Begin

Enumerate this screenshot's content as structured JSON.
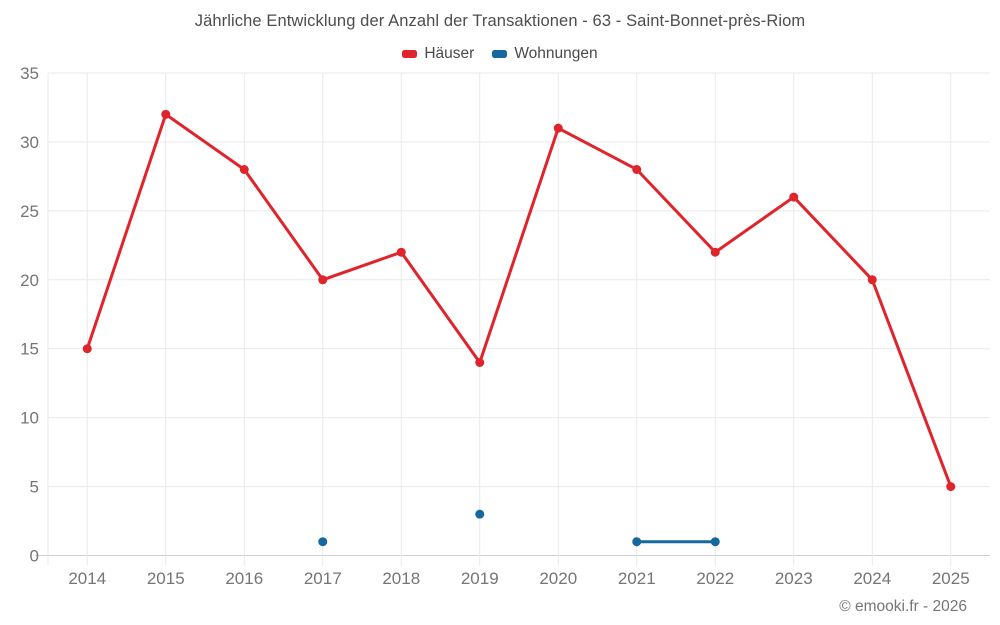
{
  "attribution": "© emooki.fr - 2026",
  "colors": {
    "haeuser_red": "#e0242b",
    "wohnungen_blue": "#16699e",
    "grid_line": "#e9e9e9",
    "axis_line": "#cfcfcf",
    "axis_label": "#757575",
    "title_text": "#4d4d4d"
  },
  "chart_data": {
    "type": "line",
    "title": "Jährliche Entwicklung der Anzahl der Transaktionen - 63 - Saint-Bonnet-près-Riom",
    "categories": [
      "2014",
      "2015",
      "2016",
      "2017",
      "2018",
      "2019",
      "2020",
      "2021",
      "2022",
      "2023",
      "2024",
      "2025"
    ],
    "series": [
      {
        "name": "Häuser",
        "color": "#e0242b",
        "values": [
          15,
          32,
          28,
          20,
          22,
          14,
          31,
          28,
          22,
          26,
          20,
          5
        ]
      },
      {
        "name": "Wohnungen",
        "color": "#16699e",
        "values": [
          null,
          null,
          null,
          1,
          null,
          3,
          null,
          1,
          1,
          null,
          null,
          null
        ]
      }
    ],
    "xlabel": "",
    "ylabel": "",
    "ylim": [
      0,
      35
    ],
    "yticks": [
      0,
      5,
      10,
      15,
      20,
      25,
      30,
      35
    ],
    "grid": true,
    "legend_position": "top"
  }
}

End
Begin

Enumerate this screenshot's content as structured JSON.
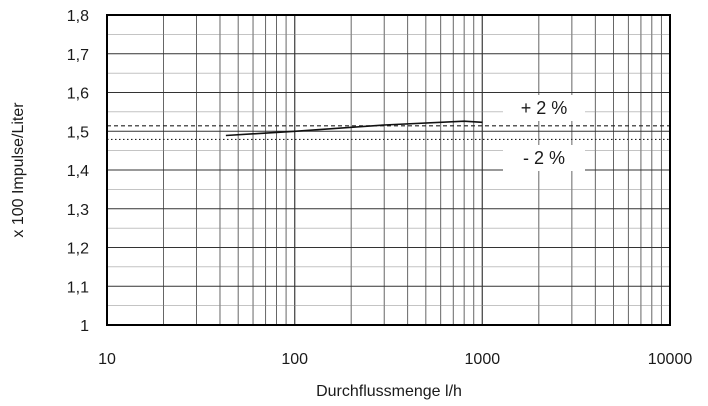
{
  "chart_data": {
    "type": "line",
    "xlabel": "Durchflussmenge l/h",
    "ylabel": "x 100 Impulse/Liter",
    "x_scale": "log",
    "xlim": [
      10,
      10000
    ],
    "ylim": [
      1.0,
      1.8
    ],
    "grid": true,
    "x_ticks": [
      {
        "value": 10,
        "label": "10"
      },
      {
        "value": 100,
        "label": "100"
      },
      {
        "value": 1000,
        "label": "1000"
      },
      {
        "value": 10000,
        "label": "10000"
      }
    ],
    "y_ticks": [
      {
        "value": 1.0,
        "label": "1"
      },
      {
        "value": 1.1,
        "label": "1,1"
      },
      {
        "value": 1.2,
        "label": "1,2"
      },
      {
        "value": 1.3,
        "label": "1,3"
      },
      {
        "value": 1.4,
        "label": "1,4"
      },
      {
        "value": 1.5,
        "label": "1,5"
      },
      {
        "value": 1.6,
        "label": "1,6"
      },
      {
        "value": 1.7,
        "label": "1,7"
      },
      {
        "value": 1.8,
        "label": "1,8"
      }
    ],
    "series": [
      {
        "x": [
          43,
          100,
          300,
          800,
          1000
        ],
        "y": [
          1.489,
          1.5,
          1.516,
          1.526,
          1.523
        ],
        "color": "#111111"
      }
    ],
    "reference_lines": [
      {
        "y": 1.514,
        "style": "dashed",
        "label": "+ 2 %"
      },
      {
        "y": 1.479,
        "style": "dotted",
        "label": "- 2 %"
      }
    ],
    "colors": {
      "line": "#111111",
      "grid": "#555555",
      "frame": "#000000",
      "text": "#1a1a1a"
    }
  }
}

End
Begin

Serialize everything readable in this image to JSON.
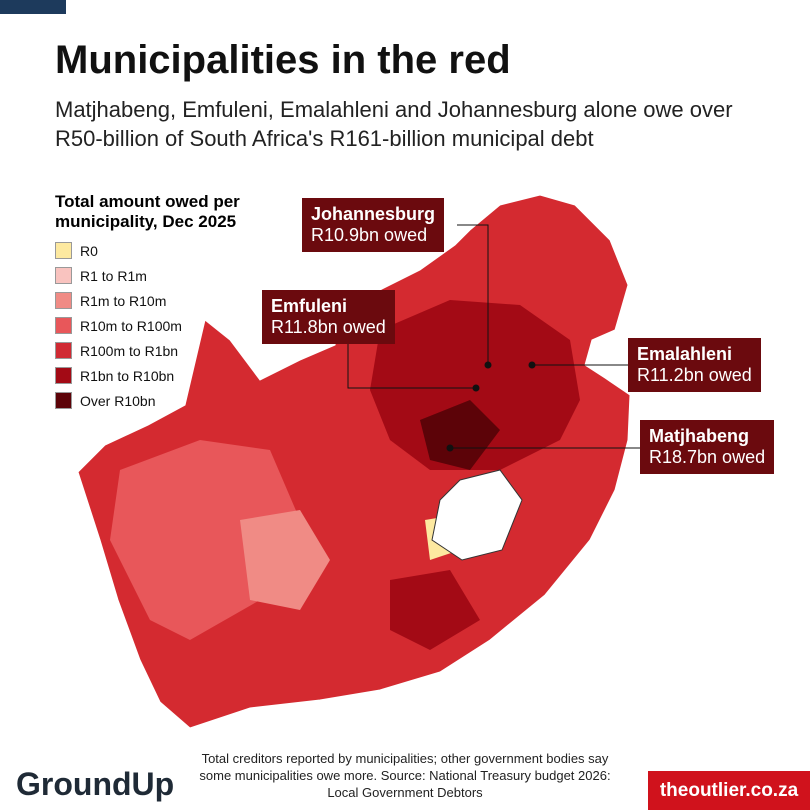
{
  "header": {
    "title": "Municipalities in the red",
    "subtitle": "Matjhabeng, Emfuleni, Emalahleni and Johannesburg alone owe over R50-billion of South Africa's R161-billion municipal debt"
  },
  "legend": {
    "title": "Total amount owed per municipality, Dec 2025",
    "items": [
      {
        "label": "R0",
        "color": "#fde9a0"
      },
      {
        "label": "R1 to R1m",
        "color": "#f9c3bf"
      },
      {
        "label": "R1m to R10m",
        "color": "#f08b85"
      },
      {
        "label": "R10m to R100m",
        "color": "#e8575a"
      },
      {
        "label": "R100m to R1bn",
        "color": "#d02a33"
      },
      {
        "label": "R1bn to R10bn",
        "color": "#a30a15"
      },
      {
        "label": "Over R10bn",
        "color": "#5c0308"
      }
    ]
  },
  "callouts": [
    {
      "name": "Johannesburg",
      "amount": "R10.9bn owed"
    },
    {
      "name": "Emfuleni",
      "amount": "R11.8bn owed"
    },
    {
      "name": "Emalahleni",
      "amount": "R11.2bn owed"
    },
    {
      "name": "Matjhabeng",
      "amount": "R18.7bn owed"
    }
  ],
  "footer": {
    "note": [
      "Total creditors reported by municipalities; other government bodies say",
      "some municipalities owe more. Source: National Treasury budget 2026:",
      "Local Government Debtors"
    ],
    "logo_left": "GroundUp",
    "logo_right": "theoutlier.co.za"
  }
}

End

#### DO THIS
Go through the records. Copy each line where "owed" appears.

#### RESULT OF THIS EXERCISE
    "title": "Total amount owed per municipality, Dec 2025",
      "amount": "R10.9bn owed"
      "amount": "R11.8bn owed"
      "amount": "R11.2bn owed"
      "amount": "R18.7bn owed"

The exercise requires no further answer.